→ **MATERIAL FOR THIS EXERCISE**
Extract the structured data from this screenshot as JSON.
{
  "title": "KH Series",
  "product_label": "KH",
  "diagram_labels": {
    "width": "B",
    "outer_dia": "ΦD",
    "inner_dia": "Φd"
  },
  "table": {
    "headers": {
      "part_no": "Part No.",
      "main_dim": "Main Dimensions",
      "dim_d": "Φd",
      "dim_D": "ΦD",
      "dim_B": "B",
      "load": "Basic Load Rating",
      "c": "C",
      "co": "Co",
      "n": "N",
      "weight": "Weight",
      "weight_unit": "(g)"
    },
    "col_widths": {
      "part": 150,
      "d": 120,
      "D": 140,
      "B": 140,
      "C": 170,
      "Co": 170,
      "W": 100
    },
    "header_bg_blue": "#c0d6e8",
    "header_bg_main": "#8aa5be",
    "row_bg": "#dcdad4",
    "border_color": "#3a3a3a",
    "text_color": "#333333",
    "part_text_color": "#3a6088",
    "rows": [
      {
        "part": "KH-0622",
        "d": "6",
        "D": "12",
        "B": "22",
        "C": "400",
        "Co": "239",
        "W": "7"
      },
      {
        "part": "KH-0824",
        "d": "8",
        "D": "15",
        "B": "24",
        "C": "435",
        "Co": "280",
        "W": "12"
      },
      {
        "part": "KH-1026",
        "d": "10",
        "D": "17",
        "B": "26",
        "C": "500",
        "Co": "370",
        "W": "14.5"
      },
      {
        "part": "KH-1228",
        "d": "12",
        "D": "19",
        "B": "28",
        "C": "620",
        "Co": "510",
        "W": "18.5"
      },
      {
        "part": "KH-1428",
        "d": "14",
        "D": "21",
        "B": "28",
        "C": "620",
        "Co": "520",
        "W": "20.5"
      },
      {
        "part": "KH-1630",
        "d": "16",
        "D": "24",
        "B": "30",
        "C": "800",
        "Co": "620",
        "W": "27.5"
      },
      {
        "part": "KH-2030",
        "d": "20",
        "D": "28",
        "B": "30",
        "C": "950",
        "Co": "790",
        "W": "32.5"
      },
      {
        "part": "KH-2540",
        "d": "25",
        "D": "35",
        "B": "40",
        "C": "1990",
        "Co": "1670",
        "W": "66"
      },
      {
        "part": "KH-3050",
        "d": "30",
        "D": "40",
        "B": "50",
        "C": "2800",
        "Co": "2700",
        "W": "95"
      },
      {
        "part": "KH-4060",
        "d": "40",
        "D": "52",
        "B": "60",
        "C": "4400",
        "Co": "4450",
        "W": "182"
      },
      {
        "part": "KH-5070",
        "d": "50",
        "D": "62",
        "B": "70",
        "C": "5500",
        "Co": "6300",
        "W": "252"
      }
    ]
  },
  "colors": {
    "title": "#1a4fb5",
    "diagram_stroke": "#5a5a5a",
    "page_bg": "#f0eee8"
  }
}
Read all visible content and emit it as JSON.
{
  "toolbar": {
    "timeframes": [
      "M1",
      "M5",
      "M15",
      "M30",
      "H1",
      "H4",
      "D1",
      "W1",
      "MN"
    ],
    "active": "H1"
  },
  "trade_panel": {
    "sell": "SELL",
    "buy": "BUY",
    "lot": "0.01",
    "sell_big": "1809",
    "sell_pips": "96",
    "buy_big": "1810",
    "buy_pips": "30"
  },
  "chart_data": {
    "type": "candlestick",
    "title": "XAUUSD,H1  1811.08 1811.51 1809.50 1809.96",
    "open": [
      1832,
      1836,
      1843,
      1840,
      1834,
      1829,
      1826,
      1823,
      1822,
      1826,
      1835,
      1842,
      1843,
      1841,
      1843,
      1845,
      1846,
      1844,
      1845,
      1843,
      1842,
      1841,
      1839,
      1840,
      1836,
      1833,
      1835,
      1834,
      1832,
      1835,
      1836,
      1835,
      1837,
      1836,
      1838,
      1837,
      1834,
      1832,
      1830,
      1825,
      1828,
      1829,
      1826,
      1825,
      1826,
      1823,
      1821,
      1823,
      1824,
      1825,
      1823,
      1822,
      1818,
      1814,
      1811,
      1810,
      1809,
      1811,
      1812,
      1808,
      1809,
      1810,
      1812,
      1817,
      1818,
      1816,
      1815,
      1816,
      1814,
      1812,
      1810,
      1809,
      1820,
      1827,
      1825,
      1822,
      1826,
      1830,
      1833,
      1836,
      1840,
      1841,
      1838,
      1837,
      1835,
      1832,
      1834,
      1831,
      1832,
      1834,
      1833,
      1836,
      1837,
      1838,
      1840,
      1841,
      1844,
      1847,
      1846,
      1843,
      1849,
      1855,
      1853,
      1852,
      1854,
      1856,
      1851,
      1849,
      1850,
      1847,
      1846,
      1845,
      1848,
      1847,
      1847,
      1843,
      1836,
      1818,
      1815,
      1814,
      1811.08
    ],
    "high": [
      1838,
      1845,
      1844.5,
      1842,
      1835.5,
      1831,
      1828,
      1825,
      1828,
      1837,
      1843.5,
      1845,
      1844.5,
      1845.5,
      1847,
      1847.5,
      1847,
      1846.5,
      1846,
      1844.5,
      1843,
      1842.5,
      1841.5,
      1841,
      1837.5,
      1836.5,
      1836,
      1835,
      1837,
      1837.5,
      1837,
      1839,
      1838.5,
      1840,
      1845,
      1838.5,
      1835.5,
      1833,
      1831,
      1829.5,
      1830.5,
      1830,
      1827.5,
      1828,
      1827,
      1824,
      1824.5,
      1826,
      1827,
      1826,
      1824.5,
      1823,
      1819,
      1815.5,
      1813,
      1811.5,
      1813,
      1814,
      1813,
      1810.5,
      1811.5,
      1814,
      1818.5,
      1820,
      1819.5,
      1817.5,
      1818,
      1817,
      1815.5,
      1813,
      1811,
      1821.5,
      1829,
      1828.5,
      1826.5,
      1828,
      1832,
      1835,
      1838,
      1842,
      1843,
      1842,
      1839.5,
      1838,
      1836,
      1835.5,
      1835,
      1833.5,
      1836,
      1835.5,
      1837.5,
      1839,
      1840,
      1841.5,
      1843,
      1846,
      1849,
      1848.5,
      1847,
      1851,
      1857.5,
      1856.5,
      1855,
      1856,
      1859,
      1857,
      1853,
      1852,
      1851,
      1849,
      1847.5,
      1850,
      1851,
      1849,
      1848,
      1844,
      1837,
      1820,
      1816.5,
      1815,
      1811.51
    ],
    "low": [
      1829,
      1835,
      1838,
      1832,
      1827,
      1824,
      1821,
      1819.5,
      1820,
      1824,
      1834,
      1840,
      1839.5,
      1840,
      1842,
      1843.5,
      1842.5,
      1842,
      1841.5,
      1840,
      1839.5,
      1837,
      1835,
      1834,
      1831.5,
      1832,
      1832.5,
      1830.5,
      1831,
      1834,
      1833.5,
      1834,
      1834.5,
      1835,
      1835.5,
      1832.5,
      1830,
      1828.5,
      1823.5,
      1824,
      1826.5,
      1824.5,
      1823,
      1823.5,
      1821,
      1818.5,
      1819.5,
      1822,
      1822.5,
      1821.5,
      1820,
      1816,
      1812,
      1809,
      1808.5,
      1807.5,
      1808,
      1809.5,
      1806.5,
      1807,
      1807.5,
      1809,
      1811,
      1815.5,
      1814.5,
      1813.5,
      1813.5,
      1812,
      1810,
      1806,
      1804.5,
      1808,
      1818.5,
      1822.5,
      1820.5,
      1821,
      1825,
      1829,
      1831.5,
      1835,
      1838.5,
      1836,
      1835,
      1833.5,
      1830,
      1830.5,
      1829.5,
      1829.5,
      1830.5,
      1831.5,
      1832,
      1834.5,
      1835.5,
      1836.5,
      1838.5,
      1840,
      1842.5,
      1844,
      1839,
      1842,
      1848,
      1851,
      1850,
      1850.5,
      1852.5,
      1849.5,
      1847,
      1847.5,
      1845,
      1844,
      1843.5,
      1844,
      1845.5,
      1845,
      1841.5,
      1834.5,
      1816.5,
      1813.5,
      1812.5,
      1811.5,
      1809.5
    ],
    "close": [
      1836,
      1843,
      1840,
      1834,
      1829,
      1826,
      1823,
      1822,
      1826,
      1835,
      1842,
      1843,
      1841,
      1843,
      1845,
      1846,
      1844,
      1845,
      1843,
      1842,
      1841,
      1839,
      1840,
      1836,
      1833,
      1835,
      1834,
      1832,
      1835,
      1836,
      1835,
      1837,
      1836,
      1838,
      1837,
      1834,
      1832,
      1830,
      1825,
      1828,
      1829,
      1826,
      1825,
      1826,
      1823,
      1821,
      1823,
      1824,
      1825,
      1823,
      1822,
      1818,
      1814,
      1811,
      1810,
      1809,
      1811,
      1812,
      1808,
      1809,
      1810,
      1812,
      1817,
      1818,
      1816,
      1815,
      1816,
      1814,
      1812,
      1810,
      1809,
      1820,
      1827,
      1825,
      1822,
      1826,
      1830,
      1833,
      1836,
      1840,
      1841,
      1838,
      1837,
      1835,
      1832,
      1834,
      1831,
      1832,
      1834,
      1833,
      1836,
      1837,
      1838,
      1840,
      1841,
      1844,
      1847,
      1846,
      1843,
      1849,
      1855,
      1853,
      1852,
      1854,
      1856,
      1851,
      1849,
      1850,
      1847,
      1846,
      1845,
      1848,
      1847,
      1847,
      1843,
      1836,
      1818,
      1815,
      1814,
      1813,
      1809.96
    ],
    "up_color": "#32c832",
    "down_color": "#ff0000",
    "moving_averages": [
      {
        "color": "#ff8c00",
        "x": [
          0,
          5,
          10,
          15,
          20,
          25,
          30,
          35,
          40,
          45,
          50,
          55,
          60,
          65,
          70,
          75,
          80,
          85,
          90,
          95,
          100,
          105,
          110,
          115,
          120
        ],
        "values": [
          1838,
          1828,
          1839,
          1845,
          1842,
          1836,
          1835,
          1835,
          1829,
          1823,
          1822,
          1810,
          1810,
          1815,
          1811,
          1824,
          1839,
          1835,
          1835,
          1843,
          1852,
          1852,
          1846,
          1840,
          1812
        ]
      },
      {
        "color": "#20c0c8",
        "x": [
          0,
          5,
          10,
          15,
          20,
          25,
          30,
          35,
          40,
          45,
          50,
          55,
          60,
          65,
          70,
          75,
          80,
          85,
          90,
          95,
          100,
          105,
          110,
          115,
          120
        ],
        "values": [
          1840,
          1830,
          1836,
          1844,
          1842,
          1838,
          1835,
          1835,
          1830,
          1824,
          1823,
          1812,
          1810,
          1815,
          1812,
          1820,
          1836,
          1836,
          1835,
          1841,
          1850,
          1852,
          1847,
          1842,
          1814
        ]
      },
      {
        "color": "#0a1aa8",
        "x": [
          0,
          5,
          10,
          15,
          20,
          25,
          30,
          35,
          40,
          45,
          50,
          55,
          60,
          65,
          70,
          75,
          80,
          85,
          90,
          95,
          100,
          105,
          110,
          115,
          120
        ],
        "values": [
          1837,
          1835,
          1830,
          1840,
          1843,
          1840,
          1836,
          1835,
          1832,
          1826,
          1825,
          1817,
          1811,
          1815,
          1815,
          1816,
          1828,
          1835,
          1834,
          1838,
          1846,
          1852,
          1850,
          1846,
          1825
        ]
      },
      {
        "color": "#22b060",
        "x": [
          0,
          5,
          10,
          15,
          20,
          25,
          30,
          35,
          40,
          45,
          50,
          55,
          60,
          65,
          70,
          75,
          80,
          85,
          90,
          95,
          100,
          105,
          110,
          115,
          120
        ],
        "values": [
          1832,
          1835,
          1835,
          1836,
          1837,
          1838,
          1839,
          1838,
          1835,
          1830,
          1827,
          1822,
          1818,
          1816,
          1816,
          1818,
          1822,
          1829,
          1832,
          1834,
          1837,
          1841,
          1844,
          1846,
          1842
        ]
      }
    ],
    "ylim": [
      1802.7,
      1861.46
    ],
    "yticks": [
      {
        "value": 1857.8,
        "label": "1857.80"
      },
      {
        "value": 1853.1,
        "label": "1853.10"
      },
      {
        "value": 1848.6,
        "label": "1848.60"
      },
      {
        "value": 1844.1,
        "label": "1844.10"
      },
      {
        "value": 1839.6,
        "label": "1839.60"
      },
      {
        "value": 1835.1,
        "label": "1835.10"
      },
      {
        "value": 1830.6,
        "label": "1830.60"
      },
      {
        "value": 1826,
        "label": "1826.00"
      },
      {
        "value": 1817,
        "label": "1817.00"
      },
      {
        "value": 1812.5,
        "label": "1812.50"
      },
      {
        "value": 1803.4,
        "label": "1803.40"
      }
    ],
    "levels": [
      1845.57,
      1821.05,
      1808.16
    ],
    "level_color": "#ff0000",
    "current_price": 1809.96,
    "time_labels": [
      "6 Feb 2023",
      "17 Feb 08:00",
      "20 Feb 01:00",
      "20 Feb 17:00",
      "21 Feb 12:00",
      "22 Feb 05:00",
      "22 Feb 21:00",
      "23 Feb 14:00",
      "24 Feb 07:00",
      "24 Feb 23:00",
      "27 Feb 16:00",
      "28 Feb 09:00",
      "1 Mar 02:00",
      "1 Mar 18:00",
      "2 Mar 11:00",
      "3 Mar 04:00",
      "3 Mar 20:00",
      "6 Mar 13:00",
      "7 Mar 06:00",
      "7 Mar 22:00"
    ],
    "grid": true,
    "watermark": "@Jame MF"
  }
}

→ **WHAT YOU WILL DO**
Which lines of the data include "JSON"? Copy each of them.

→ **PROBLEM SOLUTION**
Extract the structured data from this screenshot as JSON.
Read all visible content and emit it as JSON.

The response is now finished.